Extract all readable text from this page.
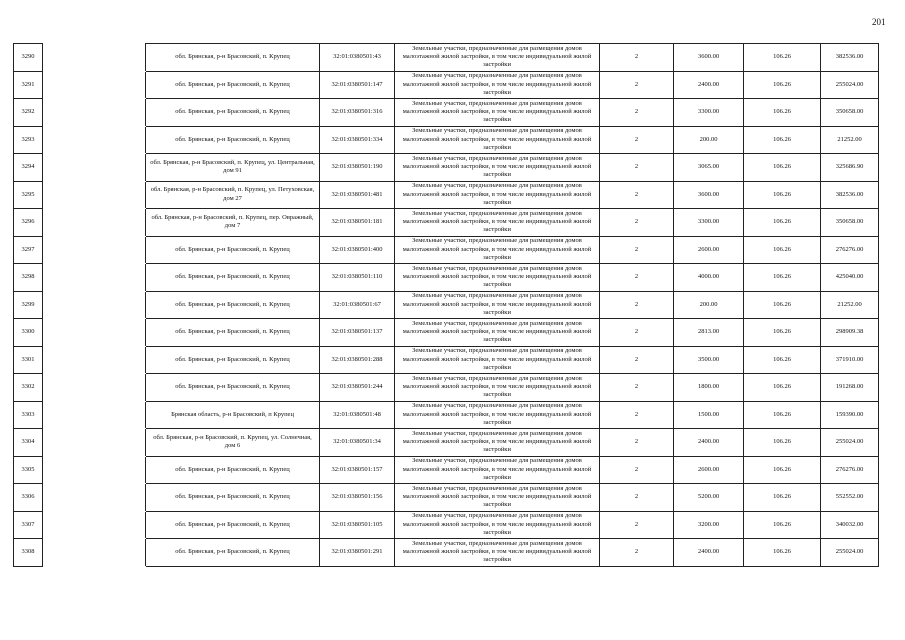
201
3290		обл. Брянская, р-н Брасовский, п. Крупец	32:01:0380501:43	Земельные участки, предназначенные для размещения домов малоэтажной жилой застройки, в том числе индивидуальной жилой застройки	2	3600.00	106.26	382536.00
3291		обл. Брянская, р-н Брасовский, п. Крупец	32:01:0380501:147	Земельные участки, предназначенные для размещения домов малоэтажной жилой застройки, в том числе индивидуальной жилой застройки	2	2400.00	106.26	255024.00
3292		обл. Брянская, р-н Брасовский, п. Крупец	32:01:0380501:316	Земельные участки, предназначенные для размещения домов малоэтажной жилой застройки, в том числе индивидуальной жилой застройки	2	3300.00	106.26	350658.00
3293		обл. Брянская, р-н Брасовский, п. Крупец	32:01:0380501:334	Земельные участки, предназначенные для размещения домов малоэтажной жилой застройки, в том числе индивидуальной жилой застройки	2	200.00	106.26	21252.00
3294		обл. Брянская, р-н Брасовский, п. Крупец, ул. Центральная, дом 91	32:01:0380501:190	Земельные участки, предназначенные для размещения домов малоэтажной жилой застройки, в том числе индивидуальной жилой застройки	2	3065.00	106.26	325686.90
3295		обл. Брянская, р-н Брасовский, п. Крупец, ул. Петуховская, дом 27	32:01:0380501:481	Земельные участки, предназначенные для размещения домов малоэтажной жилой застройки, в том числе индивидуальной жилой застройки	2	3600.00	106.26	382536.00
3296		обл. Брянская, р-н Брасовский, п. Крупец, пер. Овражный, дом 7	32:01:0380501:181	Земельные участки, предназначенные для размещения домов малоэтажной жилой застройки, в том числе индивидуальной жилой застройки	2	3300.00	106.26	350658.00
3297		обл. Брянская, р-н Брасовский, п. Крупец	32:01:0380501:400	Земельные участки, предназначенные для размещения домов малоэтажной жилой застройки, в том числе индивидуальной жилой застройки	2	2600.00	106.26	276276.00
3298		обл. Брянская, р-н Брасовский, п. Крупец	32:01:0380501:110	Земельные участки, предназначенные для размещения домов малоэтажной жилой застройки, в том числе индивидуальной жилой застройки	2	4000.00	106.26	425040.00
3299		обл. Брянская, р-н Брасовский, п. Крупец	32:01:0380501:67	Земельные участки, предназначенные для размещения домов малоэтажной жилой застройки, в том числе индивидуальной жилой застройки	2	200.00	106.26	21252.00
3300		обл. Брянская, р-н Брасовский, п. Крупец	32:01:0380501:137	Земельные участки, предназначенные для размещения домов малоэтажной жилой застройки, в том числе индивидуальной жилой застройки	2	2813.00	106.26	298909.38
3301		обл. Брянская, р-н Брасовский, п. Крупец	32:01:0380501:288	Земельные участки, предназначенные для размещения домов малоэтажной жилой застройки, в том числе индивидуальной жилой застройки	2	3500.00	106.26	371910.00
3302		обл. Брянская, р-н Брасовский, п. Крупец	32:01:0380501:244	Земельные участки, предназначенные для размещения домов малоэтажной жилой застройки, в том числе индивидуальной жилой застройки	2	1800.00	106.26	191268.00
3303		Брянская область, р-н Брасовский, п Крупец	32:01:0380501:48	Земельные участки, предназначенные для размещения домов малоэтажной жилой застройки, в том числе индивидуальной жилой застройки	2	1500.00	106.26	159390.00
3304		обл. Брянская, р-н Брасовский, п. Крупец, ул. Солнечная, дом 6	32:01:0380501:34	Земельные участки, предназначенные для размещения домов малоэтажной жилой застройки, в том числе индивидуальной жилой застройки	2	2400.00	106.26	255024.00
3305		обл. Брянская, р-н Брасовский, п. Крупец	32:01:0380501:157	Земельные участки, предназначенные для размещения домов малоэтажной жилой застройки, в том числе индивидуальной жилой застройки	2	2600.00	106.26	276276.00
3306		обл. Брянская, р-н Брасовский, п. Крупец	32:01:0380501:156	Земельные участки, предназначенные для размещения домов малоэтажной жилой застройки, в том числе индивидуальной жилой застройки	2	5200.00	106.26	552552.00
3307		обл. Брянская, р-н Брасовский, п. Крупец	32:01:0380501:105	Земельные участки, предназначенные для размещения домов малоэтажной жилой застройки, в том числе индивидуальной жилой застройки	2	3200.00	106.26	340032.00
3308		обл. Брянская, р-н Брасовский, п. Крупец	32:01:0380501:291	Земельные участки, предназначенные для размещения домов малоэтажной жилой застройки, в том числе индивидуальной жилой застройки	2	2400.00	106.26	255024.00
☆ ☆ ☆
**STATED TASK**
Make a word-for-word copy of the entries, without any pictures.

**RIGHT ANSWER**
Extract all readable text from this page.
201
3290		обл. Брянская, р-н Брасовский, п. Крупец	32:01:0380501:43	Земельные участки, предназначенные для размещения домов малоэтажной жилой застройки, в том числе индивидуальной жилой застройки	2	3600.00	106.26	382536.00
3291		обл. Брянская, р-н Брасовский, п. Крупец	32:01:0380501:147	Земельные участки, предназначенные для размещения домов малоэтажной жилой застройки, в том числе индивидуальной жилой застройки	2	2400.00	106.26	255024.00
3292		обл. Брянская, р-н Брасовский, п. Крупец	32:01:0380501:316	Земельные участки, предназначенные для размещения домов малоэтажной жилой застройки, в том числе индивидуальной жилой застройки	2	3300.00	106.26	350658.00
3293		обл. Брянская, р-н Брасовский, п. Крупец	32:01:0380501:334	Земельные участки, предназначенные для размещения домов малоэтажной жилой застройки, в том числе индивидуальной жилой застройки	2	200.00	106.26	21252.00
3294		обл. Брянская, р-н Брасовский, п. Крупец, ул. Центральная, дом 91	32:01:0380501:190	Земельные участки, предназначенные для размещения домов малоэтажной жилой застройки, в том числе индивидуальной жилой застройки	2	3065.00	106.26	325686.90
3295		обл. Брянская, р-н Брасовский, п. Крупец, ул. Петуховская, дом 27	32:01:0380501:481	Земельные участки, предназначенные для размещения домов малоэтажной жилой застройки, в том числе индивидуальной жилой застройки	2	3600.00	106.26	382536.00
3296		обл. Брянская, р-н Брасовский, п. Крупец, пер. Овражный, дом 7	32:01:0380501:181	Земельные участки, предназначенные для размещения домов малоэтажной жилой застройки, в том числе индивидуальной жилой застройки	2	3300.00	106.26	350658.00
3297		обл. Брянская, р-н Брасовский, п. Крупец	32:01:0380501:400	Земельные участки, предназначенные для размещения домов малоэтажной жилой застройки, в том числе индивидуальной жилой застройки	2	2600.00	106.26	276276.00
3298		обл. Брянская, р-н Брасовский, п. Крупец	32:01:0380501:110	Земельные участки, предназначенные для размещения домов малоэтажной жилой застройки, в том числе индивидуальной жилой застройки	2	4000.00	106.26	425040.00
3299		обл. Брянская, р-н Брасовский, п. Крупец	32:01:0380501:67	Земельные участки, предназначенные для размещения домов малоэтажной жилой застройки, в том числе индивидуальной жилой застройки	2	200.00	106.26	21252.00
3300		обл. Брянская, р-н Брасовский, п. Крупец	32:01:0380501:137	Земельные участки, предназначенные для размещения домов малоэтажной жилой застройки, в том числе индивидуальной жилой застройки	2	2813.00	106.26	298909.38
3301		обл. Брянская, р-н Брасовский, п. Крупец	32:01:0380501:288	Земельные участки, предназначенные для размещения домов малоэтажной жилой застройки, в том числе индивидуальной жилой застройки	2	3500.00	106.26	371910.00
3302		обл. Брянская, р-н Брасовский, п. Крупец	32:01:0380501:244	Земельные участки, предназначенные для размещения домов малоэтажной жилой застройки, в том числе индивидуальной жилой застройки	2	1800.00	106.26	191268.00
3303		Брянская область, р-н Брасовский, п Крупец	32:01:0380501:48	Земельные участки, предназначенные для размещения домов малоэтажной жилой застройки, в том числе индивидуальной жилой застройки	2	1500.00	106.26	159390.00
3304		обл. Брянская, р-н Брасовский, п. Крупец, ул. Солнечная, дом 6	32:01:0380501:34	Земельные участки, предназначенные для размещения домов малоэтажной жилой застройки, в том числе индивидуальной жилой застройки	2	2400.00	106.26	255024.00
3305		обл. Брянская, р-н Брасовский, п. Крупец	32:01:0380501:157	Земельные участки, предназначенные для размещения домов малоэтажной жилой застройки, в том числе индивидуальной жилой застройки	2	2600.00	106.26	276276.00
3306		обл. Брянская, р-н Брасовский, п. Крупец	32:01:0380501:156	Земельные участки, предназначенные для размещения домов малоэтажной жилой застройки, в том числе индивидуальной жилой застройки	2	5200.00	106.26	552552.00
3307		обл. Брянская, р-н Брасовский, п. Крупец	32:01:0380501:105	Земельные участки, предназначенные для размещения домов малоэтажной жилой застройки, в том числе индивидуальной жилой застройки	2	3200.00	106.26	340032.00
3308		обл. Брянская, р-н Брасовский, п. Крупец	32:01:0380501:291	Земельные участки, предназначенные для размещения домов малоэтажной жилой застройки, в том числе индивидуальной жилой застройки	2	2400.00	106.26	255024.00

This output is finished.